Exercise requirements -> Transcribe exactly the lines from the one containing "Convert this screenshot" through the end of the data, both included. Leave out pictures.

Material provided ->
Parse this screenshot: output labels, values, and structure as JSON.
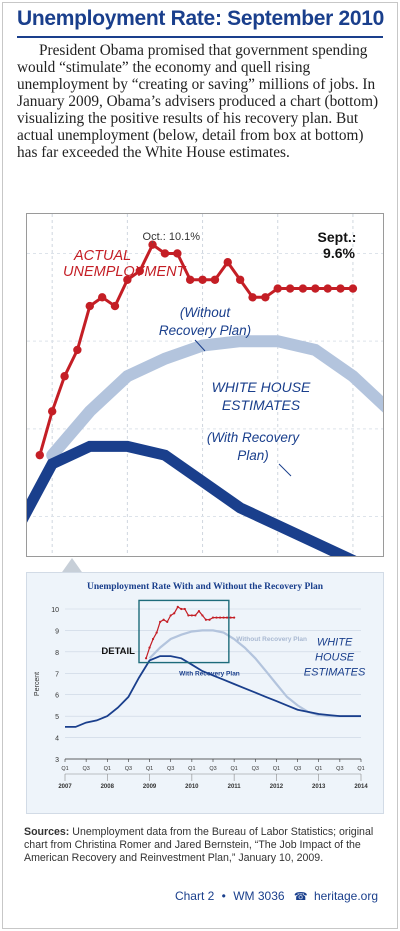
{
  "header": {
    "title": "Unemployment Rate: September 2010",
    "intro": "President Obama promised that government spending would “stimulate” the economy and quell rising unemployment by “creating or saving” millions of jobs. In January 2009, Obama’s advisers produced a chart (bottom) visualizing the positive results of his recovery plan. But actual unemployment (below, detail from box at bottom) has far exceeded the White House estimates."
  },
  "detail_chart": {
    "labels": {
      "actual_line1": "ACTUAL",
      "actual_line2": "UNEMPLOYMENT",
      "peak": "Oct.: 10.1%",
      "latest_line1": "Sept.:",
      "latest_line2": "9.6%",
      "without_line1": "(Without",
      "without_line2": "Recovery Plan)",
      "wh_line1": "WHITE HOUSE",
      "wh_line2": "ESTIMATES",
      "with_line1": "(With Recovery",
      "with_line2": "Plan)"
    },
    "colors": {
      "actual": "#c41e25",
      "without": "#b3c4dd",
      "with": "#1a3f8c"
    }
  },
  "chart_data": {
    "type": "line",
    "title": "Unemployment Rate With and Without the Recovery Plan",
    "ylabel": "Percent",
    "ylim": [
      3,
      10
    ],
    "yticks": [
      "3",
      "4",
      "5",
      "6",
      "7",
      "8",
      "9",
      "10"
    ],
    "xlim": [
      0,
      28
    ],
    "quarter_ticks": [
      "Q1",
      "Q3",
      "Q1",
      "Q3",
      "Q1",
      "Q3",
      "Q1",
      "Q3",
      "Q1",
      "Q3",
      "Q1",
      "Q3",
      "Q1",
      "Q3",
      "Q1"
    ],
    "years": [
      "2007",
      "2008",
      "2009",
      "2010",
      "2011",
      "2012",
      "2013",
      "2014"
    ],
    "detail_label": "DETAIL",
    "wh_label_line1": "WHITE",
    "wh_label_line2": "HOUSE",
    "wh_label_line3": "ESTIMATES",
    "series": [
      {
        "name": "Without Recovery Plan",
        "color": "#b3c4dd",
        "x": [
          8,
          9,
          10,
          11,
          12,
          13,
          14,
          15,
          16,
          17,
          18,
          19,
          20,
          21,
          22,
          23,
          24,
          25,
          26,
          27,
          28
        ],
        "values": [
          7.7,
          8.2,
          8.6,
          8.8,
          8.95,
          9.0,
          9.0,
          8.9,
          8.6,
          8.2,
          7.7,
          7.1,
          6.5,
          5.9,
          5.5,
          5.2,
          5.05,
          5.0,
          5.0,
          5.0,
          5.0
        ]
      },
      {
        "name": "With Recovery Plan",
        "color": "#1a3f8c",
        "x": [
          0,
          1,
          2,
          3,
          4,
          5,
          6,
          7,
          8,
          9,
          10,
          11,
          12,
          13,
          14,
          15,
          16,
          17,
          18,
          19,
          20,
          21,
          22,
          23,
          24,
          25,
          26,
          27,
          28
        ],
        "values": [
          4.5,
          4.5,
          4.7,
          4.8,
          5.0,
          5.4,
          5.9,
          6.8,
          7.6,
          7.8,
          7.8,
          7.7,
          7.4,
          7.1,
          6.9,
          6.7,
          6.5,
          6.3,
          6.1,
          5.9,
          5.7,
          5.5,
          5.3,
          5.2,
          5.1,
          5.05,
          5.0,
          5.0,
          5.0
        ]
      },
      {
        "name": "Actual Unemployment",
        "color": "#c41e25",
        "x": [
          7.67,
          8.0,
          8.33,
          8.67,
          9.0,
          9.33,
          9.67,
          10.0,
          10.33,
          10.67,
          11.0,
          11.33,
          11.67,
          12.0,
          12.33,
          12.67,
          13.0,
          13.33,
          13.67,
          14.0,
          14.33,
          14.67,
          15.0,
          15.33,
          15.67,
          16.0
        ],
        "values": [
          7.7,
          8.2,
          8.6,
          8.9,
          9.4,
          9.5,
          9.4,
          9.7,
          9.8,
          10.1,
          10.0,
          10.0,
          9.7,
          9.7,
          9.7,
          9.9,
          9.7,
          9.5,
          9.5,
          9.6,
          9.6,
          9.6,
          9.6,
          9.6,
          9.6,
          9.6
        ]
      }
    ]
  },
  "sources": {
    "label": "Sources:",
    "text": "Unemployment data from the Bureau of Labor Statistics; original chart from Christina Romer and Jared Bernstein, “The Job Impact of the American Recovery and Reinvestment Plan,” January 10, 2009."
  },
  "footer": {
    "chart": "Chart 2",
    "bullet": "•",
    "wm": "WM 3036",
    "phone_icon": "☎",
    "site": "heritage.org"
  }
}
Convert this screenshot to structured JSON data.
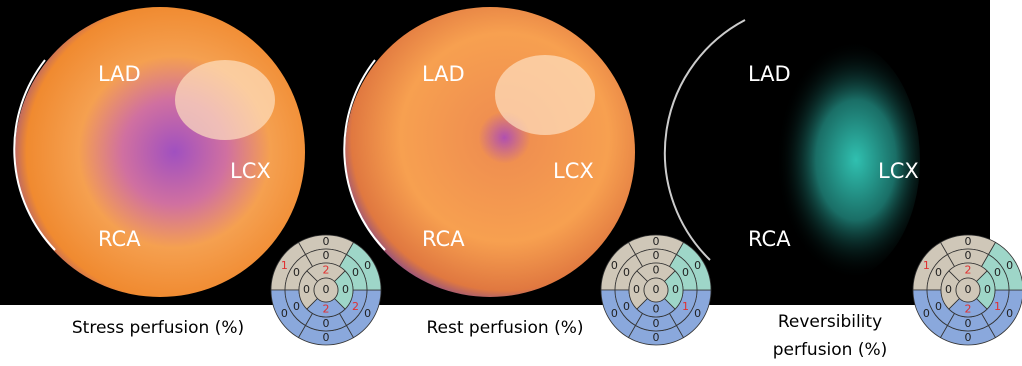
{
  "panels": [
    {
      "region_labels": {
        "lad": "LAD",
        "lcx": "LCX",
        "rca": "RCA"
      },
      "caption": [
        "Stress perfusion (%)"
      ],
      "scores": {
        "basal": [
          0,
          1,
          0,
          0,
          0,
          0
        ],
        "mid": [
          0,
          0,
          0,
          0,
          2,
          0
        ],
        "apical": [
          2,
          0,
          2,
          0
        ],
        "apex": 0
      }
    },
    {
      "region_labels": {
        "lad": "LAD",
        "lcx": "LCX",
        "rca": "RCA"
      },
      "caption": [
        "Rest perfusion (%)"
      ],
      "scores": {
        "basal": [
          0,
          0,
          0,
          0,
          0,
          0
        ],
        "mid": [
          0,
          0,
          0,
          0,
          1,
          0
        ],
        "apical": [
          0,
          0,
          0,
          0
        ],
        "apex": 0
      }
    },
    {
      "region_labels": {
        "lad": "LAD",
        "lcx": "LCX",
        "rca": "RCA"
      },
      "caption": [
        "Reversibility",
        "perfusion (%)"
      ],
      "scores": {
        "basal": [
          0,
          1,
          0,
          0,
          0,
          0
        ],
        "mid": [
          0,
          0,
          0,
          0,
          1,
          0
        ],
        "apical": [
          2,
          0,
          2,
          0
        ],
        "apex": 0
      }
    }
  ]
}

Correct result ->
Convert this screenshot to structured JSON data.
{
  "panels": [
    {
      "region_labels": {
        "lad": "LAD",
        "lcx": "LCX",
        "rca": "RCA"
      },
      "caption": [
        "Stress perfusion (%)"
      ],
      "scores": {
        "basal": [
          0,
          1,
          0,
          0,
          0,
          0
        ],
        "mid": [
          0,
          0,
          0,
          0,
          2,
          0
        ],
        "apical": [
          2,
          0,
          2,
          0
        ],
        "apex": 0
      }
    },
    {
      "region_labels": {
        "lad": "LAD",
        "lcx": "LCX",
        "rca": "RCA"
      },
      "caption": [
        "Rest perfusion (%)"
      ],
      "scores": {
        "basal": [
          0,
          0,
          0,
          0,
          0,
          0
        ],
        "mid": [
          0,
          0,
          0,
          0,
          1,
          0
        ],
        "apical": [
          0,
          0,
          0,
          0
        ],
        "apex": 0
      }
    },
    {
      "region_labels": {
        "lad": "LAD",
        "lcx": "LCX",
        "rca": "RCA"
      },
      "caption": [
        "Reversibility",
        "perfusion (%)"
      ],
      "scores": {
        "basal": [
          0,
          1,
          0,
          0,
          0,
          0
        ],
        "mid": [
          0,
          0,
          0,
          0,
          1,
          0
        ],
        "apical": [
          2,
          0,
          2,
          0
        ],
        "apex": 0
      }
    }
  ]
}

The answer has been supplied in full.